[Recorded data]

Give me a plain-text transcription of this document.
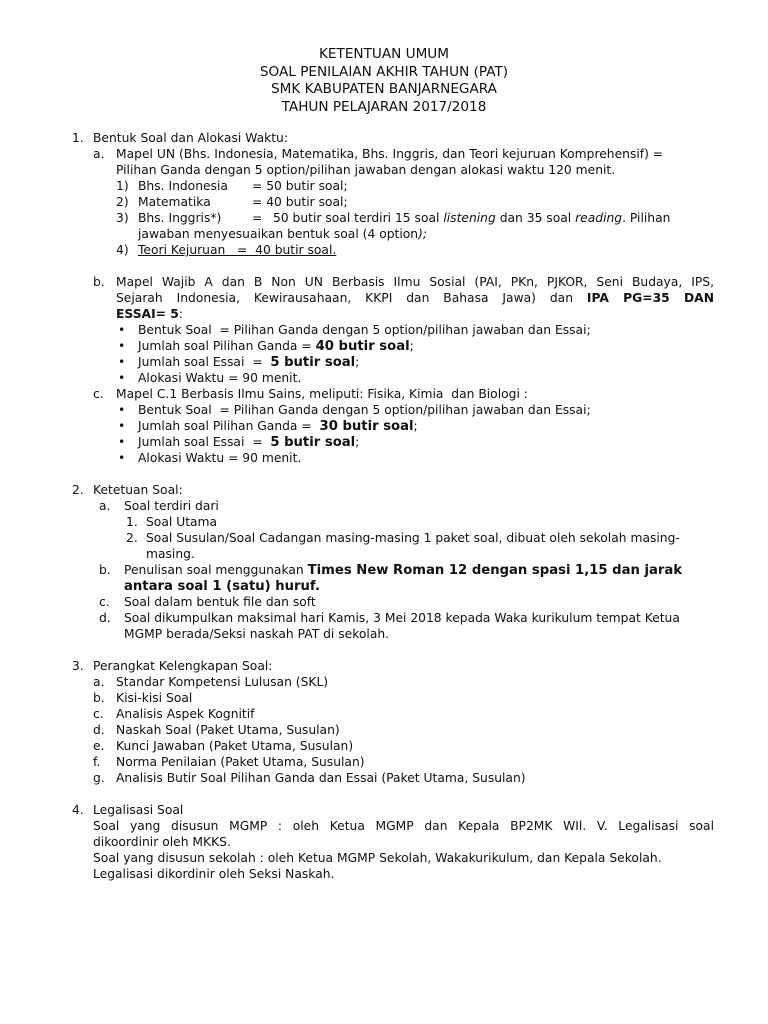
KETENTUAN UMUM
SOAL PENILAIAN AKHIR TAHUN (PAT)
SMK KABUPATEN BANJARNEGARA
TAHUN PELAJARAN 2017/2018
1. Bentuk Soal dan Alokasi Waktu:
a. Mapel UN (Bhs. Indonesia, Matematika, Bhs. Inggris, dan Teori kejuruan Komprehensif) =
Pilihan Ganda dengan 5 option/pilihan jawaban dengan alokasi waktu 120 menit.
1) Bhs. Indonesia = 50 butir soal;
2) Matematika	= 40 butir soal;
3) Bhs. Inggris*) = 50 butir soal terdiri 15 soal listening dan 35 soal reading. Pilihan
jawaban menyesuaikan bentuk soal (4 option);
4) Teori Kejuruan   =  40 butir soal.
b. Mapel Wajib A dan B Non UN Berbasis Ilmu Sosial (PAI, PKn, PJKOR, Seni Budaya, IPS,
Sejarah Indonesia, Kewirausahaan, KKPI dan Bahasa Jawa) dan IPA PG=35 DAN
ESSAI= 5:
• Bentuk Soal  = Pilihan Ganda dengan 5 option/pilihan jawaban dan Essai;
• Jumlah soal Pilihan Ganda = 40 butir soal;
• Jumlah soal Essai  = 5 butir soal;
• Alokasi Waktu = 90 menit.
c. Mapel C.1 Berbasis Ilmu Sains, meliputi: Fisika, Kimia  dan Biologi :
• Bentuk Soal  = Pilihan Ganda dengan 5 option/pilihan jawaban dan Essai;
• Jumlah soal Pilihan Ganda = 30 butir soal;
• Jumlah soal Essai  = 5 butir soal;
• Alokasi Waktu = 90 menit.
2. Ketetuan Soal:
a. Soal terdiri dari
1. Soal Utama
2. Soal Susulan/Soal Cadangan masing-masing 1 paket soal, dibuat oleh sekolah masing-
masing.
b. Penulisan soal menggunakan Times New Roman 12 dengan spasi 1,15 dan jarak
antara soal 1 (satu) huruf.
c. Soal dalam bentuk file dan soft
d. Soal dikumpulkan maksimal hari Kamis, 3 Mei 2018 kepada Waka kurikulum tempat Ketua
MGMP berada/Seksi naskah PAT di sekolah.
3. Perangkat Kelengkapan Soal:
a. Standar Kompetensi Lulusan (SKL)
b. Kisi-kisi Soal
c. Analisis Aspek Kognitif
d. Naskah Soal (Paket Utama, Susulan)
e. Kunci Jawaban (Paket Utama, Susulan)
f. Norma Penilaian (Paket Utama, Susulan)
g. Analisis Butir Soal Pilihan Ganda dan Essai (Paket Utama, Susulan)
4. Legalisasi Soal
Soal yang disusun MGMP : oleh Ketua MGMP dan Kepala BP2MK WIl. V. Legalisasi soal
dikoordinir oleh MKKS.
Soal yang disusun sekolah : oleh Ketua MGMP Sekolah, Wakakurikulum, dan Kepala Sekolah.
Legalisasi dikordinir oleh Seksi Naskah.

### What is needed
Restate each line of the records exactly; pictures do not belong in the copy.

### Correct answer
Give me a plain-text transcription of this document.
KETENTUAN UMUM
SOAL PENILAIAN AKHIR TAHUN (PAT)
SMK KABUPATEN BANJARNEGARA
TAHUN PELAJARAN 2017/2018
1. Bentuk Soal dan Alokasi Waktu:
a. Mapel UN (Bhs. Indonesia, Matematika, Bhs. Inggris, dan Teori kejuruan Komprehensif) =
Pilihan Ganda dengan 5 option/pilihan jawaban dengan alokasi waktu 120 menit.
1) Bhs. Indonesia = 50 butir soal;
2) Matematika	= 40 butir soal;
3) Bhs. Inggris*) = 50 butir soal terdiri 15 soal listening dan 35 soal reading. Pilihan
jawaban menyesuaikan bentuk soal (4 option);
4) Teori Kejuruan   =  40 butir soal.
b. Mapel Wajib A dan B Non UN Berbasis Ilmu Sosial (PAI, PKn, PJKOR, Seni Budaya, IPS,
Sejarah Indonesia, Kewirausahaan, KKPI dan Bahasa Jawa) dan IPA PG=35 DAN
ESSAI= 5:
• Bentuk Soal  = Pilihan Ganda dengan 5 option/pilihan jawaban dan Essai;
• Jumlah soal Pilihan Ganda = 40 butir soal;
• Jumlah soal Essai  = 5 butir soal;
• Alokasi Waktu = 90 menit.
c. Mapel C.1 Berbasis Ilmu Sains, meliputi: Fisika, Kimia  dan Biologi :
• Bentuk Soal  = Pilihan Ganda dengan 5 option/pilihan jawaban dan Essai;
• Jumlah soal Pilihan Ganda = 30 butir soal;
• Jumlah soal Essai  = 5 butir soal;
• Alokasi Waktu = 90 menit.
2. Ketetuan Soal:
a. Soal terdiri dari
1. Soal Utama
2. Soal Susulan/Soal Cadangan masing-masing 1 paket soal, dibuat oleh sekolah masing-
masing.
b. Penulisan soal menggunakan Times New Roman 12 dengan spasi 1,15 dan jarak
antara soal 1 (satu) huruf.
c. Soal dalam bentuk file dan soft
d. Soal dikumpulkan maksimal hari Kamis, 3 Mei 2018 kepada Waka kurikulum tempat Ketua
MGMP berada/Seksi naskah PAT di sekolah.
3. Perangkat Kelengkapan Soal:
a. Standar Kompetensi Lulusan (SKL)
b. Kisi-kisi Soal
c. Analisis Aspek Kognitif
d. Naskah Soal (Paket Utama, Susulan)
e. Kunci Jawaban (Paket Utama, Susulan)
f. Norma Penilaian (Paket Utama, Susulan)
g. Analisis Butir Soal Pilihan Ganda dan Essai (Paket Utama, Susulan)
4. Legalisasi Soal
Soal yang disusun MGMP : oleh Ketua MGMP dan Kepala BP2MK WIl. V. Legalisasi soal
dikoordinir oleh MKKS.
Soal yang disusun sekolah : oleh Ketua MGMP Sekolah, Wakakurikulum, dan Kepala Sekolah.
Legalisasi dikordinir oleh Seksi Naskah.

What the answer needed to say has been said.